>>>>

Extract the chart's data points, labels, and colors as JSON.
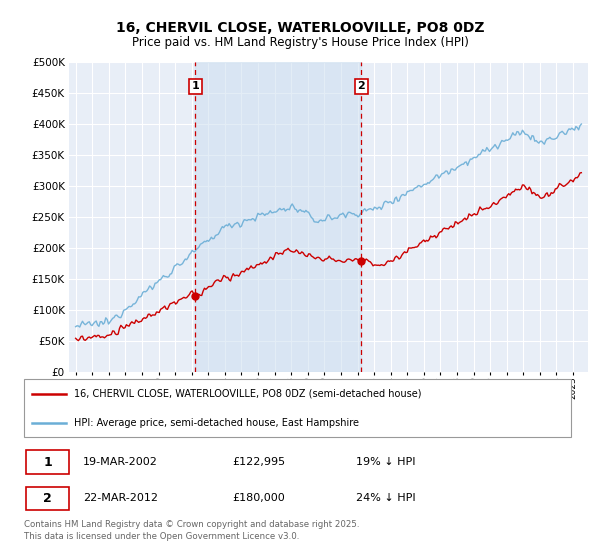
{
  "title": "16, CHERVIL CLOSE, WATERLOOVILLE, PO8 0DZ",
  "subtitle": "Price paid vs. HM Land Registry's House Price Index (HPI)",
  "legend_line1": "16, CHERVIL CLOSE, WATERLOOVILLE, PO8 0DZ (semi-detached house)",
  "legend_line2": "HPI: Average price, semi-detached house, East Hampshire",
  "transaction1_date": "19-MAR-2002",
  "transaction1_price": "£122,995",
  "transaction1_hpi": "19% ↓ HPI",
  "transaction2_date": "22-MAR-2012",
  "transaction2_price": "£180,000",
  "transaction2_hpi": "24% ↓ HPI",
  "hpi_color": "#6baed6",
  "price_color": "#cc0000",
  "dashed_color": "#cc0000",
  "background_color": "#e8eef7",
  "shaded_band_color": "#dce8f5",
  "grid_color": "#ffffff",
  "footnote": "Contains HM Land Registry data © Crown copyright and database right 2025.\nThis data is licensed under the Open Government Licence v3.0.",
  "ylim": [
    0,
    500000
  ],
  "yticks": [
    0,
    50000,
    100000,
    150000,
    200000,
    250000,
    300000,
    350000,
    400000,
    450000,
    500000
  ],
  "year_start": 1995,
  "year_end": 2025,
  "transaction1_year": 2002.21,
  "transaction2_year": 2012.22
}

<<<<

**Task description**
Your task is to pick out every line with the string "CHERVIL" and copy it.

**Answer to this task**
  "title": "16, CHERVIL CLOSE, WATERLOOVILLE, PO8 0DZ",
  "legend_line1": "16, CHERVIL CLOSE, WATERLOOVILLE, PO8 0DZ (semi-detached house)",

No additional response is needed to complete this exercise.